**Task requirements:** Gather all lines from the material that contain the word "radius".

Data extracted from a collection:
+ + +
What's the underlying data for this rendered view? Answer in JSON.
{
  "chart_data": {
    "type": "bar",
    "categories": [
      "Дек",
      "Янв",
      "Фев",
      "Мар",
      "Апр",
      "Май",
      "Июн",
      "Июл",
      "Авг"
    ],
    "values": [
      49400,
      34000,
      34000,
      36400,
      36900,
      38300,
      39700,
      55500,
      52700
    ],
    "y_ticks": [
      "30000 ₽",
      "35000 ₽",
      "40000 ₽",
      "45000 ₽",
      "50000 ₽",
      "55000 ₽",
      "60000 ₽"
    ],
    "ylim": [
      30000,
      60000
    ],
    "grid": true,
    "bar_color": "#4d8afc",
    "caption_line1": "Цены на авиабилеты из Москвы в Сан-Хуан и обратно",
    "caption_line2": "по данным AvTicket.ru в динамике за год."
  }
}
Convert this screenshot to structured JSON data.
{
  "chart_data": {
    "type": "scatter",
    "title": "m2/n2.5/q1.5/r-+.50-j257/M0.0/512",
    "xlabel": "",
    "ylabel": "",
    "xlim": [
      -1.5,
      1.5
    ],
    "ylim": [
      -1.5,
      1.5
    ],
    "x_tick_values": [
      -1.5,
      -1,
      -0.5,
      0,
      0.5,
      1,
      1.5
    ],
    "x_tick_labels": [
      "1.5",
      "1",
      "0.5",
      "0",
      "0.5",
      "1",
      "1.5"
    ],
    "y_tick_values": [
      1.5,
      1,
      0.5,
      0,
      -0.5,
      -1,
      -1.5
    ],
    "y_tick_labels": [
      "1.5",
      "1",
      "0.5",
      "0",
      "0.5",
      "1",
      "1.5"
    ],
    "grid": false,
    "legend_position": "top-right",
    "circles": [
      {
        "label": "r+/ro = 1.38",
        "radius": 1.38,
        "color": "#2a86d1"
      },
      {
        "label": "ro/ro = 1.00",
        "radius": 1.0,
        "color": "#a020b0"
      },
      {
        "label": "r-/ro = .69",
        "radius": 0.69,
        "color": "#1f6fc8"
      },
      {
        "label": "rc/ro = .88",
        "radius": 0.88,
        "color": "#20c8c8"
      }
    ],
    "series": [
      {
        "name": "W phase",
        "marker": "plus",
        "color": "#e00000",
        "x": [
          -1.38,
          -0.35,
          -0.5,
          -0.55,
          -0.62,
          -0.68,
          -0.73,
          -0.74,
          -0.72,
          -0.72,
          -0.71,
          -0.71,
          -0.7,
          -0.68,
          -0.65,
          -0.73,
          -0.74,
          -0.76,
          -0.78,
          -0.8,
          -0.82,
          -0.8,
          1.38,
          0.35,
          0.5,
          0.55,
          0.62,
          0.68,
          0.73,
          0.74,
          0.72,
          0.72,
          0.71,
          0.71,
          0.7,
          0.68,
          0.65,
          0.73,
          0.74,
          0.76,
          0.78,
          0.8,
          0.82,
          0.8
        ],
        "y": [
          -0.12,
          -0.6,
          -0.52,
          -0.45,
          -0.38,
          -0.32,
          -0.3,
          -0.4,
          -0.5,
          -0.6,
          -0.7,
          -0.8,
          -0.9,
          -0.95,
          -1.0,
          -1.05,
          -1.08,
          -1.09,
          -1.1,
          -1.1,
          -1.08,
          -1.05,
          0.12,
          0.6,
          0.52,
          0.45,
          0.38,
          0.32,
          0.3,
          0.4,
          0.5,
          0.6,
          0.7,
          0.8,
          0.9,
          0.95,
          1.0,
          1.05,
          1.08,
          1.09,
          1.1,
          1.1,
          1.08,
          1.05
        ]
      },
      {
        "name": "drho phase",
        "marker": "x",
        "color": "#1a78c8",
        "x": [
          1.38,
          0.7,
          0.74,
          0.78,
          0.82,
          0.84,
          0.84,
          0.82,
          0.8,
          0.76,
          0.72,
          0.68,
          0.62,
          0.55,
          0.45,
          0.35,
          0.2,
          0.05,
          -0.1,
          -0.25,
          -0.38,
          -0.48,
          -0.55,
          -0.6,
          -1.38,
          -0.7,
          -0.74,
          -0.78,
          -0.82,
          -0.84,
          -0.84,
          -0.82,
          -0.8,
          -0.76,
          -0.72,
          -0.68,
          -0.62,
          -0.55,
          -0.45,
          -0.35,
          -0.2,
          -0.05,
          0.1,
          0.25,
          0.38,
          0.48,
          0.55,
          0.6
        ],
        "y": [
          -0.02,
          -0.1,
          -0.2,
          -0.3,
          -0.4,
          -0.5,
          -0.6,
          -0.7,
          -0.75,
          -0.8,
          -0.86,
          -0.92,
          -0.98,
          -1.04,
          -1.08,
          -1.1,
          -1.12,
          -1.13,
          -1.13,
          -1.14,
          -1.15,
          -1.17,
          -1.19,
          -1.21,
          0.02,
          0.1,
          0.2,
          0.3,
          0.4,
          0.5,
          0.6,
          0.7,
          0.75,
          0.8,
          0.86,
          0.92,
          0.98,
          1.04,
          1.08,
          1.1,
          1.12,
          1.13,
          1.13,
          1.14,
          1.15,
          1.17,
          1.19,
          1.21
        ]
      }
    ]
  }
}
+ + +
**Answer to this task:**
        "radius": 1.38,
        "radius": 1.0,
        "radius": 0.69,
        "radius": 0.88,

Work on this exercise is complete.